* Given problem:
Below are some records; retype all of them exactly.

* Data rows:
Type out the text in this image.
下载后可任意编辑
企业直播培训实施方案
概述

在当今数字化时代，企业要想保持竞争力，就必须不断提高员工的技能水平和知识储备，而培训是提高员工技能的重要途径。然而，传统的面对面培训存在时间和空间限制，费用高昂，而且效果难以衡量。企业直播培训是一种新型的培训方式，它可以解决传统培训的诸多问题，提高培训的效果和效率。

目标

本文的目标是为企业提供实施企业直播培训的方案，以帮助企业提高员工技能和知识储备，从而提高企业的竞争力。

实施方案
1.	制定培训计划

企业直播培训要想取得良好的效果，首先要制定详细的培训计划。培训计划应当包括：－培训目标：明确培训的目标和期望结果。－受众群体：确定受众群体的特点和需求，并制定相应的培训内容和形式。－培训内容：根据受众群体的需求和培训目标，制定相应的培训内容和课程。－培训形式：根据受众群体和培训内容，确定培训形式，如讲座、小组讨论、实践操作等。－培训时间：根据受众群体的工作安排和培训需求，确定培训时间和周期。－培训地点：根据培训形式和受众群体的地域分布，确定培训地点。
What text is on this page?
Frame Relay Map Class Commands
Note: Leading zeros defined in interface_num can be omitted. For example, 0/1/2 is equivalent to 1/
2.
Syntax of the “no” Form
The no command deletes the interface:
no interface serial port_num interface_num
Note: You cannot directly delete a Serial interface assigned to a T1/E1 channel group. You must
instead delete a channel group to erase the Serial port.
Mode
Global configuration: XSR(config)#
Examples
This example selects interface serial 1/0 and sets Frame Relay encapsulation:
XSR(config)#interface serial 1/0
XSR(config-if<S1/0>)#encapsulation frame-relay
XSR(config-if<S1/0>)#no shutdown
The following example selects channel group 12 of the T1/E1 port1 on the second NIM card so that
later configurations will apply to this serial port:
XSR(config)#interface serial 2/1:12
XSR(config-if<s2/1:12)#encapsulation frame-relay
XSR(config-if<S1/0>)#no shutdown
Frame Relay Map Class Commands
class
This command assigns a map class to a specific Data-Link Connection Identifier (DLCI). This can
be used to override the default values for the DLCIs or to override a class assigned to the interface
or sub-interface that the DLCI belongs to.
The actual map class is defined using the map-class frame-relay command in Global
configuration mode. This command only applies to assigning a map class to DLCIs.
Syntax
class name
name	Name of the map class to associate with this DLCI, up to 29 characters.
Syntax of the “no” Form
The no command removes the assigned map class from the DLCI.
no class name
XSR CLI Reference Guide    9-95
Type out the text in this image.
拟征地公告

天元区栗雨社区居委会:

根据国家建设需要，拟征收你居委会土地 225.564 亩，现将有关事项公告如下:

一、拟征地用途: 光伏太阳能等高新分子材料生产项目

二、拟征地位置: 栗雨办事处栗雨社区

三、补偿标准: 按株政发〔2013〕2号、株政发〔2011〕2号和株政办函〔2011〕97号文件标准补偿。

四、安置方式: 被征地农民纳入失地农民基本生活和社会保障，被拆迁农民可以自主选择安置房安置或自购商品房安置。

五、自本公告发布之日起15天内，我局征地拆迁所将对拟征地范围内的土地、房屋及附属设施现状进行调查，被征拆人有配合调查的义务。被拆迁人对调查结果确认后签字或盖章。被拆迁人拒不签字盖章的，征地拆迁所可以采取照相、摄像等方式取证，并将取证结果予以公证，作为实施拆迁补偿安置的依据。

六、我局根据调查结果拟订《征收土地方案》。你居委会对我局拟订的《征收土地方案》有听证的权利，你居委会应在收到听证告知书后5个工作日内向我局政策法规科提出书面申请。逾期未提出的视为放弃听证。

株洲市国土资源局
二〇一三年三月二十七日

* Task answer:
Type out the text in this image.
下载后可任意编辑
企业直播培训实施方案
概述

在当今数字化时代，企业要想保持竞争力，就必须不断提高员工的技能水平和知识储备，而培训是提高员工技能的重要途径。然而，传统的面对面培训存在时间和空间限制，费用高昂，而且效果难以衡量。企业直播培训是一种新型的培训方式，它可以解决传统培训的诸多问题，提高培训的效果和效率。

目标

本文的目标是为企业提供实施企业直播培训的方案，以帮助企业提高员工技能和知识储备，从而提高企业的竞争力。

实施方案
1.	制定培训计划

企业直播培训要想取得良好的效果，首先要制定详细的培训计划。培训计划应当包括：－培训目标：明确培训的目标和期望结果。－受众群体：确定受众群体的特点和需求，并制定相应的培训内容和形式。－培训内容：根据受众群体的需求和培训目标，制定相应的培训内容和课程。－培训形式：根据受众群体和培训内容，确定培训形式，如讲座、小组讨论、实践操作等。－培训时间：根据受众群体的工作安排和培训需求，确定培训时间和周期。－培训地点：根据培训形式和受众群体的地域分布，确定培训地点。
What text is on this page?
Frame Relay Map Class Commands
Note: Leading zeros defined in interface_num can be omitted. For example, 0/1/2 is equivalent to 1/
2.
Syntax of the “no” Form
The no command deletes the interface:
no interface serial port_num interface_num
Note: You cannot directly delete a Serial interface assigned to a T1/E1 channel group. You must
instead delete a channel group to erase the Serial port.
Mode
Global configuration: XSR(config)#
Examples
This example selects interface serial 1/0 and sets Frame Relay encapsulation:
XSR(config)#interface serial 1/0
XSR(config-if<S1/0>)#encapsulation frame-relay
XSR(config-if<S1/0>)#no shutdown
The following example selects channel group 12 of the T1/E1 port1 on the second NIM card so that
later configurations will apply to this serial port:
XSR(config)#interface serial 2/1:12
XSR(config-if<s2/1:12)#encapsulation frame-relay
XSR(config-if<S1/0>)#no shutdown
Frame Relay Map Class Commands
class
This command assigns a map class to a specific Data-Link Connection Identifier (DLCI). This can
be used to override the default values for the DLCIs or to override a class assigned to the interface
or sub-interface that the DLCI belongs to.
The actual map class is defined using the map-class frame-relay command in Global
configuration mode. This command only applies to assigning a map class to DLCIs.
Syntax
class name
name	Name of the map class to associate with this DLCI, up to 29 characters.
Syntax of the “no” Form
The no command removes the assigned map class from the DLCI.
no class name
XSR CLI Reference Guide    9-95
Type out the text in this image.
拟征地公告

天元区栗雨社区居委会:

根据国家建设需要，拟征收你居委会土地 225.564 亩，现将有关事项公告如下:

一、拟征地用途: 光伏太阳能等高新分子材料生产项目

二、拟征地位置: 栗雨办事处栗雨社区

三、补偿标准: 按株政发〔2013〕2号、株政发〔2011〕2号和株政办函〔2011〕97号文件标准补偿。

四、安置方式: 被征地农民纳入失地农民基本生活和社会保障，被拆迁农民可以自主选择安置房安置或自购商品房安置。

五、自本公告发布之日起15天内，我局征地拆迁所将对拟征地范围内的土地、房屋及附属设施现状进行调查，被征拆人有配合调查的义务。被拆迁人对调查结果确认后签字或盖章。被拆迁人拒不签字盖章的，征地拆迁所可以采取照相、摄像等方式取证，并将取证结果予以公证，作为实施拆迁补偿安置的依据。

六、我局根据调查结果拟订《征收土地方案》。你居委会对我局拟订的《征收土地方案》有听证的权利，你居委会应在收到听证告知书后5个工作日内向我局政策法规科提出书面申请。逾期未提出的视为放弃听证。

株洲市国土资源局
二〇一三年三月二十七日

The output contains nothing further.